# Start of The data

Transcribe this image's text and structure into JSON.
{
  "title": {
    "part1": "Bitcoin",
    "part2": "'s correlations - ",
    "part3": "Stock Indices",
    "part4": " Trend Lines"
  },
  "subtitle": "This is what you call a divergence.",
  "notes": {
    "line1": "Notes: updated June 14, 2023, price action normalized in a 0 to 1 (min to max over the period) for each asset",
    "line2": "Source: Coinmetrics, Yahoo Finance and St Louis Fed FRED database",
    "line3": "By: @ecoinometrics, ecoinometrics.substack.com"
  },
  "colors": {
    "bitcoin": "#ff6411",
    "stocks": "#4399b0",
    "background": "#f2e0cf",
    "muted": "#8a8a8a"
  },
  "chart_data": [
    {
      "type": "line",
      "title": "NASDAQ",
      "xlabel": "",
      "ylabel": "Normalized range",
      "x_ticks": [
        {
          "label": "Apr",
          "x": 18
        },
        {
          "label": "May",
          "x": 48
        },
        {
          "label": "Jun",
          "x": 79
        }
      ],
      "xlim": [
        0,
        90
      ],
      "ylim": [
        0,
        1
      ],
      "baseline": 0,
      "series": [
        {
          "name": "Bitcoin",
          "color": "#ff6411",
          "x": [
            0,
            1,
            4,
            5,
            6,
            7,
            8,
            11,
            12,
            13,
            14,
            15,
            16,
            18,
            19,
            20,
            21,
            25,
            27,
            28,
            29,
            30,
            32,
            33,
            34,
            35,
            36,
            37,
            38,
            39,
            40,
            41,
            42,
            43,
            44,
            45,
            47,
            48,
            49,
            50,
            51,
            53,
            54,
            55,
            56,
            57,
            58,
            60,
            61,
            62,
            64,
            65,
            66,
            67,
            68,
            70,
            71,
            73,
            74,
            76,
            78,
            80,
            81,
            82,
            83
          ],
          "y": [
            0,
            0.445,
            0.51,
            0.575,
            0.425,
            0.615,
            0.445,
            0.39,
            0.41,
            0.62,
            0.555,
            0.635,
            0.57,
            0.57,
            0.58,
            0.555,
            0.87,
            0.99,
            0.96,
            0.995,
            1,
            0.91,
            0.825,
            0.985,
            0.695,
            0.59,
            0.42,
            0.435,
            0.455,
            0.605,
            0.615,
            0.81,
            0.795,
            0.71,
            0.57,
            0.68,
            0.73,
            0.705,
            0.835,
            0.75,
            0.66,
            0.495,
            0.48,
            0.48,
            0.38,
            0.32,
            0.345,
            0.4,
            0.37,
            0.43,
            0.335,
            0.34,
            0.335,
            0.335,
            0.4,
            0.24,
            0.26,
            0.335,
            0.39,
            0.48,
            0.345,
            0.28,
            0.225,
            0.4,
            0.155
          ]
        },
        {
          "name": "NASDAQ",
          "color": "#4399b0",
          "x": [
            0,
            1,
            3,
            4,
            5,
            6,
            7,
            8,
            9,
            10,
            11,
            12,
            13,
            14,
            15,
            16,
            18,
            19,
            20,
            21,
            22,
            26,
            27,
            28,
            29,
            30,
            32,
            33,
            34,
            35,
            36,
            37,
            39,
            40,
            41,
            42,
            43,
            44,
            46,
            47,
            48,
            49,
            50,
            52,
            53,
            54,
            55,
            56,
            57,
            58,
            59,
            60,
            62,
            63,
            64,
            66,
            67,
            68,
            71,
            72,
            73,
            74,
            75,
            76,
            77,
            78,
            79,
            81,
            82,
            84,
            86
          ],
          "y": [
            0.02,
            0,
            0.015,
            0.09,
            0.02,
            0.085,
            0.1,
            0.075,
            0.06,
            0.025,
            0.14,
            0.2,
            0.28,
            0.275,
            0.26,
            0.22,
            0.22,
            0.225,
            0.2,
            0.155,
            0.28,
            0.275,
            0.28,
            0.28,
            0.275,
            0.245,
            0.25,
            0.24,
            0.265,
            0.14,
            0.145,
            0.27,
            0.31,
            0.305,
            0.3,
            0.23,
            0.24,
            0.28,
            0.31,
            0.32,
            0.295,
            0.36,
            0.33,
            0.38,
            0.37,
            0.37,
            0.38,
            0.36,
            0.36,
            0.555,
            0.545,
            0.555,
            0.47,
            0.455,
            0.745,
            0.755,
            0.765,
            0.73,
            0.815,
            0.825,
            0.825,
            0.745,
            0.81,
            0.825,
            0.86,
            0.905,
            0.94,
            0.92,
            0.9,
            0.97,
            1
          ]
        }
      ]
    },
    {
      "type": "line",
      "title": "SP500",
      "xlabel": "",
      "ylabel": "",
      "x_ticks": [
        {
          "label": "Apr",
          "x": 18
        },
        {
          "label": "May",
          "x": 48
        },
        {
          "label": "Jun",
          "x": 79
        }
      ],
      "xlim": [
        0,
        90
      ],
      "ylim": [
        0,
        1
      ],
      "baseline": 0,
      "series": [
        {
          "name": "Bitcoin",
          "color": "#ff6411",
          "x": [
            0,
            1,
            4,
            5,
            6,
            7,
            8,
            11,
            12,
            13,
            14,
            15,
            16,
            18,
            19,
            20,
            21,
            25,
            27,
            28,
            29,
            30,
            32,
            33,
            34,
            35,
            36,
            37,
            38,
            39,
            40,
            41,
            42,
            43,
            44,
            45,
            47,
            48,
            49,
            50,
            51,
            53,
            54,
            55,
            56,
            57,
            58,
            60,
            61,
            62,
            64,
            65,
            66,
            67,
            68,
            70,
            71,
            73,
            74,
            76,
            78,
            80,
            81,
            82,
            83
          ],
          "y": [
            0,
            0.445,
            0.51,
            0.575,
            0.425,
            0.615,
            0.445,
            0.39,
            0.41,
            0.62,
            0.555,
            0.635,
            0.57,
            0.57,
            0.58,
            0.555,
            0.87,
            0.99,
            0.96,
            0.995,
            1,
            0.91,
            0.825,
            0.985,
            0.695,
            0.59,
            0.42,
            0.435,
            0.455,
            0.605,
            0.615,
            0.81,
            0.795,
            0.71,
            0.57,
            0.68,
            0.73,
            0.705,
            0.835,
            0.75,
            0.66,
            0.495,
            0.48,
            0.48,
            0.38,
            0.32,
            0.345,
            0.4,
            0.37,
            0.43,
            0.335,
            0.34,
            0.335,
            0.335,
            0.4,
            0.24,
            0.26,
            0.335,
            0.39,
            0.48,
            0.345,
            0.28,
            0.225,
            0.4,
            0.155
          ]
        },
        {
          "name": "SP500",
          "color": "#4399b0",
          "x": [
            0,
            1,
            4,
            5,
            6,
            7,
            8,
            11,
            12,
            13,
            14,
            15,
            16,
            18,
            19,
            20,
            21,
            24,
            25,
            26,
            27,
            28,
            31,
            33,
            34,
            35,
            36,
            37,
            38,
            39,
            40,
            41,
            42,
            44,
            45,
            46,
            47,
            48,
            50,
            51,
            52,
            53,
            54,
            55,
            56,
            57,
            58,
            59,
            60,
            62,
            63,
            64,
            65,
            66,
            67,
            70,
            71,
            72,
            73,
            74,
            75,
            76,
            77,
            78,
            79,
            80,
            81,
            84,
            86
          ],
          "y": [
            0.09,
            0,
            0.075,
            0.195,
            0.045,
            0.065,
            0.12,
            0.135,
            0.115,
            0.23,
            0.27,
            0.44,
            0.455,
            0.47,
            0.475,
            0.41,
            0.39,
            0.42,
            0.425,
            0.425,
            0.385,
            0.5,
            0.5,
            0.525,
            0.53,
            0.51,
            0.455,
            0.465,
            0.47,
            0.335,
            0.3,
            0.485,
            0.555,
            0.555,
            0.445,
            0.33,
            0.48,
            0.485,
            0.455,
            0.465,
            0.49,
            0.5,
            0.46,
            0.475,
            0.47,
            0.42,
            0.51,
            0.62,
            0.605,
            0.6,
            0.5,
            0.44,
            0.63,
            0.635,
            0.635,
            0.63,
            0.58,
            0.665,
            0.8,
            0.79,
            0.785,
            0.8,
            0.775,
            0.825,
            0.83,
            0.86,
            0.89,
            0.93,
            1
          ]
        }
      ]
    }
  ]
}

# End of The data

Of the lines in the entries, how many include the word "name"? State only the number.

4